(Figure contents as structured data)
□ □ □ □ □ □ □

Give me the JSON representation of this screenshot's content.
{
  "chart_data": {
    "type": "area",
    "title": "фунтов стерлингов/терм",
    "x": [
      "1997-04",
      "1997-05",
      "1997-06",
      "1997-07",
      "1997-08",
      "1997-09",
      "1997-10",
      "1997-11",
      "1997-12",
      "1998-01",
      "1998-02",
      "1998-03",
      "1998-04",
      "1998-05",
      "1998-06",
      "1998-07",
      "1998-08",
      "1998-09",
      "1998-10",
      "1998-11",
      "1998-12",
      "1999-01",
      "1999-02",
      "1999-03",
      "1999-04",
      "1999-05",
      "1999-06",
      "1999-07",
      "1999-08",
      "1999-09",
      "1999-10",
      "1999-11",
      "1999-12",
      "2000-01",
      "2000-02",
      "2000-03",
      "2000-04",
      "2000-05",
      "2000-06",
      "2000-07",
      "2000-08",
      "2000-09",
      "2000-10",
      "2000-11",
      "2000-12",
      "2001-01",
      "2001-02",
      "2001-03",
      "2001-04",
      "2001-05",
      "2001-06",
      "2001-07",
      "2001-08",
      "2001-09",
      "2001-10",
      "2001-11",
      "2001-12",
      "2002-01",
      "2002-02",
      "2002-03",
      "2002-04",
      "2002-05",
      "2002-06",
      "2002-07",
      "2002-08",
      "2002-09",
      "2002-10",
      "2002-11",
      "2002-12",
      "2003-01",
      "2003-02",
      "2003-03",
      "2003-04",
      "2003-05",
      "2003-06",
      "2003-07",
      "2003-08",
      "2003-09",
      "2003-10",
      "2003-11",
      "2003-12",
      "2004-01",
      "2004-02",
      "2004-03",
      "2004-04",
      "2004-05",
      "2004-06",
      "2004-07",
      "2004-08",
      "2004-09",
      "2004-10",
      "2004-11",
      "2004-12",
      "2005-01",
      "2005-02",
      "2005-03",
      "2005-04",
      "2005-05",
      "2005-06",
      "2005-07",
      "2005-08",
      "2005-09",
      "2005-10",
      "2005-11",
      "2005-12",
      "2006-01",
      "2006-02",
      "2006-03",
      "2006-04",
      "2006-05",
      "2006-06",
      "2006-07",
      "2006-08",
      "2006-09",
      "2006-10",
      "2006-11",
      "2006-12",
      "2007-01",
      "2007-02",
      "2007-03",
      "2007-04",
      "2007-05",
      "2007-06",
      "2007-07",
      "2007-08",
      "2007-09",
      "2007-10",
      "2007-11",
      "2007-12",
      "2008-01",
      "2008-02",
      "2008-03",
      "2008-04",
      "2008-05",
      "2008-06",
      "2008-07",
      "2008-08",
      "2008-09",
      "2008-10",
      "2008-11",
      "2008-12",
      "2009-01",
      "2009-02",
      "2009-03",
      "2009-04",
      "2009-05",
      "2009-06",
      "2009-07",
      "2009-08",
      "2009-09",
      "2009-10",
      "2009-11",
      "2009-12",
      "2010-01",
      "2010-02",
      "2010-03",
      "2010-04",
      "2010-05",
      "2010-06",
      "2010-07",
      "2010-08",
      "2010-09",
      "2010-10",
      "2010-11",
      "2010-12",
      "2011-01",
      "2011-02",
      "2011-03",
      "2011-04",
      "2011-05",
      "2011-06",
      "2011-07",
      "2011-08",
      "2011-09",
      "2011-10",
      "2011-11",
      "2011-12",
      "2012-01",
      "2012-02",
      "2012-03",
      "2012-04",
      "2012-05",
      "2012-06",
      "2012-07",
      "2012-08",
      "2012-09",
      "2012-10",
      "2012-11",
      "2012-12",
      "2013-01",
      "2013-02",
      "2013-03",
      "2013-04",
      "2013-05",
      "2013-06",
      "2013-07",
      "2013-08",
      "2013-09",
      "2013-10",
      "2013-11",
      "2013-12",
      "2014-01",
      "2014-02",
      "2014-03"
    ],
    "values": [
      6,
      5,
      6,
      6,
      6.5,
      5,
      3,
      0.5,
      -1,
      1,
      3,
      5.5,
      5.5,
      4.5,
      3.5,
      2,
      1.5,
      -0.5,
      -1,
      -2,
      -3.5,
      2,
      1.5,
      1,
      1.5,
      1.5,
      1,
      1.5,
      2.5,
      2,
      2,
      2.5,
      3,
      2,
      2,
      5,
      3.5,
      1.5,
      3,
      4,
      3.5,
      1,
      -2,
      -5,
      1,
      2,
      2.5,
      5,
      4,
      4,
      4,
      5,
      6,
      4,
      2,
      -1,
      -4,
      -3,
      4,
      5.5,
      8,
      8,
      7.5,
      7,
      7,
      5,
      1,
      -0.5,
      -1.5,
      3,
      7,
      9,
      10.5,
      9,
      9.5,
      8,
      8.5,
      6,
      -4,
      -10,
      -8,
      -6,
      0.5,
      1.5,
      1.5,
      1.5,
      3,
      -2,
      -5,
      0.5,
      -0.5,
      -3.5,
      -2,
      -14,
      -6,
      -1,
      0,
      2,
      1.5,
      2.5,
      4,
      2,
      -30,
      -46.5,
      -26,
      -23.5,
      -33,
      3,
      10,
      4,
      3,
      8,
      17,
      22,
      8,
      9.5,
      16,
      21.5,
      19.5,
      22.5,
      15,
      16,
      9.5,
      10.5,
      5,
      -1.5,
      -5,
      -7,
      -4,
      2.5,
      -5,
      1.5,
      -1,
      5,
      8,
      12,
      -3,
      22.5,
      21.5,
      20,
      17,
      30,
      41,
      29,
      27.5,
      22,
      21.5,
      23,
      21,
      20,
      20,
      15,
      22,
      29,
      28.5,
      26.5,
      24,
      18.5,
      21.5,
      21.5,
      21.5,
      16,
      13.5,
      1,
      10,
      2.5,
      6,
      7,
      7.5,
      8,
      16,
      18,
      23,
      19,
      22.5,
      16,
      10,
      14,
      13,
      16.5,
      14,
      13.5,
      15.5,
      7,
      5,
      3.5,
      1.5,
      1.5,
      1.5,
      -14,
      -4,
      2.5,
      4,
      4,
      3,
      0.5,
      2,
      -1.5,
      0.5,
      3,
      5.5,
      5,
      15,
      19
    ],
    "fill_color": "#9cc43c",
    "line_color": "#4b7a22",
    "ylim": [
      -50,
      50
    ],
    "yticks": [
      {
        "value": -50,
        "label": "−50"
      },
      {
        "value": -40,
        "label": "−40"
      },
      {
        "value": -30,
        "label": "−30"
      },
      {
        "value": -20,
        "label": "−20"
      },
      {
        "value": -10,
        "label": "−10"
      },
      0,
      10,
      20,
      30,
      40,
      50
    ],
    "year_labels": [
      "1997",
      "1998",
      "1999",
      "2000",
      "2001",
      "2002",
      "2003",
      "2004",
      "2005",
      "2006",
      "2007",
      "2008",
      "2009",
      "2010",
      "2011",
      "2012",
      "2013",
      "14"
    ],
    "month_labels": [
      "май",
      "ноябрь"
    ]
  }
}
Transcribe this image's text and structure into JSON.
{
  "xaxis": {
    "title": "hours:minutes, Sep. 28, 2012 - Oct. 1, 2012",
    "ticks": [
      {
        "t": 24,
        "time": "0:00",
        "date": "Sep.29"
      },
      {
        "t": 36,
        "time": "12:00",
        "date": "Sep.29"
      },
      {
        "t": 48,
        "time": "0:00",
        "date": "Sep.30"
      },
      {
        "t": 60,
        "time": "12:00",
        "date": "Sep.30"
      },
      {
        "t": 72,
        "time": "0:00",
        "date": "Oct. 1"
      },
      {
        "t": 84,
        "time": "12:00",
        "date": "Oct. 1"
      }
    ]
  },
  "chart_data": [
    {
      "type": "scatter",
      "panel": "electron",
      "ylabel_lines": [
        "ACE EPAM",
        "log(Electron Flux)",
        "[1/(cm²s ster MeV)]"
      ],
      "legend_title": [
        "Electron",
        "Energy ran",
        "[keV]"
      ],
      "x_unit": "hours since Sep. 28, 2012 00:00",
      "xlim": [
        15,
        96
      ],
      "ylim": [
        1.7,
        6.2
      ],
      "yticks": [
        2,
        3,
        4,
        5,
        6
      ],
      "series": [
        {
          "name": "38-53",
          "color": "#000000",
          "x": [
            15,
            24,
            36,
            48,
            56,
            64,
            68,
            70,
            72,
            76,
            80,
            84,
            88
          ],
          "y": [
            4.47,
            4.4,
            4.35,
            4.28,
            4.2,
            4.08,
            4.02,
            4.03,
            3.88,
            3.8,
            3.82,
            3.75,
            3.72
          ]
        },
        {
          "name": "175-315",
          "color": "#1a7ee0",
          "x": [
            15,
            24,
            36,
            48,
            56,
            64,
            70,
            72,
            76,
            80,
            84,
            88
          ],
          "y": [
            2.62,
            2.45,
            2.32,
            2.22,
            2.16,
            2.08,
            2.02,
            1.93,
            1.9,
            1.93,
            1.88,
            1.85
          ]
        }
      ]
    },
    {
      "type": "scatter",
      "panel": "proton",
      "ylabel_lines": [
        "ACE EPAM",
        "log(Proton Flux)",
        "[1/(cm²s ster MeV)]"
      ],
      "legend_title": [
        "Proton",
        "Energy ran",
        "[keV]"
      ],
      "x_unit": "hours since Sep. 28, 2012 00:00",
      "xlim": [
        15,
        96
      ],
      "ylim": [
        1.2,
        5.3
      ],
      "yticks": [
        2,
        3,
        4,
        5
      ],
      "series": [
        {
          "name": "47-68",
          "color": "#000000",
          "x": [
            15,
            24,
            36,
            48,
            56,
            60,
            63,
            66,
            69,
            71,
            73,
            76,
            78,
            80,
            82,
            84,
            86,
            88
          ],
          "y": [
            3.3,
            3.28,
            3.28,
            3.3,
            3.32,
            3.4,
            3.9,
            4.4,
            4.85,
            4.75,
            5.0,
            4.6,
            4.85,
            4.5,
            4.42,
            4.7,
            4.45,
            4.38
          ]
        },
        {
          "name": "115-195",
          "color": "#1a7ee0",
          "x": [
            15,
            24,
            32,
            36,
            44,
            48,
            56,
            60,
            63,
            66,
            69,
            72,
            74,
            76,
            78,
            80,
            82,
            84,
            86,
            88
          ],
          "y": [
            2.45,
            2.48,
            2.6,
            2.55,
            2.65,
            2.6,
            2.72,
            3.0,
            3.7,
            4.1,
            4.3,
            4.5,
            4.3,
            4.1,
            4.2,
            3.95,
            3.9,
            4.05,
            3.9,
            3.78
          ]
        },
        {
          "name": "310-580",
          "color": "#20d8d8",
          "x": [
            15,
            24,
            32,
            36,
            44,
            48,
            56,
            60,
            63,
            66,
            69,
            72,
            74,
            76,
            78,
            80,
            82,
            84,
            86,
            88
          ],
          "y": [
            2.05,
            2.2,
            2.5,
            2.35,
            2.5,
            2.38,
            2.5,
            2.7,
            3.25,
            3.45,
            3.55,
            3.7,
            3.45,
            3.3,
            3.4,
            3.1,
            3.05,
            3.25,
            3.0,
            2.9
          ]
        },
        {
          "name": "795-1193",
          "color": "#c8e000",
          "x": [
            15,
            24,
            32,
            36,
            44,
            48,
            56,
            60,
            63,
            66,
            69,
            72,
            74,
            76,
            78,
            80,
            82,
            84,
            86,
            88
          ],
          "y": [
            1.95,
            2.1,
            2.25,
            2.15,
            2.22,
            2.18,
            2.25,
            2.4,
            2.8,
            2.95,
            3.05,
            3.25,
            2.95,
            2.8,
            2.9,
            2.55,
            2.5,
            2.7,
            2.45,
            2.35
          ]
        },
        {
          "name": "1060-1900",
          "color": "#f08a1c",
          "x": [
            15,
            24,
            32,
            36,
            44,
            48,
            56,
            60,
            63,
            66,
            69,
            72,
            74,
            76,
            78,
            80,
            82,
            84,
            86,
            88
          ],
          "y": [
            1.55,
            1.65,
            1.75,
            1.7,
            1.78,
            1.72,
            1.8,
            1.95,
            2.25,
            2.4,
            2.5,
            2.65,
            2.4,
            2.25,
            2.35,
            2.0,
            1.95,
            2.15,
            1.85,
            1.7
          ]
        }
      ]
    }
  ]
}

□ □ □ □ □ □ □

What you are asked to do: Pull every line holding "this" out of the records.

Completed task:
Give me the JSON representation of this screenshot's content.
Transcribe this image's text and structure into JSON.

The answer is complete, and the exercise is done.